## START Dataset extract

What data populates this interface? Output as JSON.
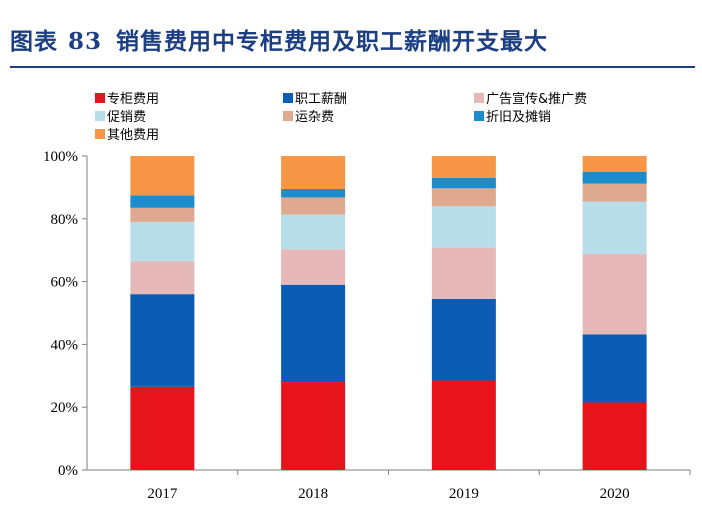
{
  "title": {
    "prefix": "图表",
    "number": "83",
    "text": "销售费用中专柜费用及职工薪酬开支最大"
  },
  "colors": {
    "title": "#1c3f82",
    "专柜费用": "#e8141c",
    "职工薪酬": "#0a5cb4",
    "广告宣传&推广费": "#e6b8b7",
    "促销费": "#b7dde8",
    "运杂费": "#dea98f",
    "折旧及摊销": "#1b8dcc",
    "其他费用": "#f79646"
  },
  "chart_data": {
    "type": "bar",
    "stacked": true,
    "categories": [
      "2017",
      "2018",
      "2019",
      "2020"
    ],
    "series": [
      {
        "name": "专柜费用",
        "values": [
          26.5,
          28.0,
          28.5,
          21.5
        ]
      },
      {
        "name": "职工薪酬",
        "values": [
          29.5,
          31.0,
          26.0,
          21.7
        ]
      },
      {
        "name": "广告宣传&推广费",
        "values": [
          10.5,
          11.3,
          16.3,
          25.6
        ]
      },
      {
        "name": "促销费",
        "values": [
          12.5,
          11.0,
          13.2,
          16.7
        ]
      },
      {
        "name": "运杂费",
        "values": [
          4.5,
          5.5,
          5.7,
          5.7
        ]
      },
      {
        "name": "折旧及摊销",
        "values": [
          4.0,
          2.7,
          3.3,
          3.8
        ]
      },
      {
        "name": "其他费用",
        "values": [
          12.5,
          10.5,
          7.0,
          5.0
        ]
      }
    ],
    "yticks": [
      "0%",
      "20%",
      "40%",
      "60%",
      "80%",
      "100%"
    ],
    "ylim": [
      0,
      100
    ],
    "legend_position": "top-left",
    "xlabel": "",
    "ylabel": ""
  }
}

## END Dataset extract

**What is asked**: Extract every line that has the string "name" in it.

**Task solution**:
        "name": "专柜费用",
        "name": "职工薪酬",
        "name": "广告宣传&推广费",
        "name": "促销费",
        "name": "运杂费",
        "name": "折旧及摊销",
        "name": "其他费用",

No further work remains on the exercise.